▶ _Stored data_
[BEGIN]

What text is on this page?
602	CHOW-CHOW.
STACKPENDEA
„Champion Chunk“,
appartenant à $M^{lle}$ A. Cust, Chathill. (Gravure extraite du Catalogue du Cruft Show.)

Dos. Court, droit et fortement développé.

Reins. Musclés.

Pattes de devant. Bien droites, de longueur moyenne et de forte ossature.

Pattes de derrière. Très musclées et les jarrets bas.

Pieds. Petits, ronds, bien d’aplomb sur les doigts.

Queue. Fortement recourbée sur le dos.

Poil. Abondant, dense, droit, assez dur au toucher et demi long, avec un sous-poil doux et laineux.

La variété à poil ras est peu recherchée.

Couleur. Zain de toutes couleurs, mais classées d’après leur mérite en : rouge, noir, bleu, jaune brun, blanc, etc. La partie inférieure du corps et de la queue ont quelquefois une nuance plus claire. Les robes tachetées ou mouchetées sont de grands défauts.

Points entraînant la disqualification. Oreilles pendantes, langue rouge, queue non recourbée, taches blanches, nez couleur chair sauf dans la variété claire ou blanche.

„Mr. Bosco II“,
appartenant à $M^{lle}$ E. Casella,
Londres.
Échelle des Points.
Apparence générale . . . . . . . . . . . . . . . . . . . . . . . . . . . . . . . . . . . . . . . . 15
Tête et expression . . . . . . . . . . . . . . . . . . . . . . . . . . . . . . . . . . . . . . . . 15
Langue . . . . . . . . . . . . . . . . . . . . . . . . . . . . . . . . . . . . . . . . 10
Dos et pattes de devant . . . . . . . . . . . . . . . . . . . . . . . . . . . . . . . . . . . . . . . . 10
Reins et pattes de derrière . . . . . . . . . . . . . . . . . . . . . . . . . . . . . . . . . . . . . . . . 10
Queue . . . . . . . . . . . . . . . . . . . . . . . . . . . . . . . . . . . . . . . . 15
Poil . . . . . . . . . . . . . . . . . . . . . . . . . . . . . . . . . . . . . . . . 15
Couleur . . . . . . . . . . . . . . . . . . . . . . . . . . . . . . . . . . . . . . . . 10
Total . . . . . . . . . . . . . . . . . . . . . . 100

[END]

▶ _What you have to do_
Where a line of the records above holds the word "recourbée", copy that line.

▶ _Response to the exercise_
Queue. Fortement recourbée sur le dos.
Points entraînant la disqualification. Oreilles pendantes, langue rouge, queue non recourbée, taches blanches, nez couleur chair sauf dans la variété claire ou blanche.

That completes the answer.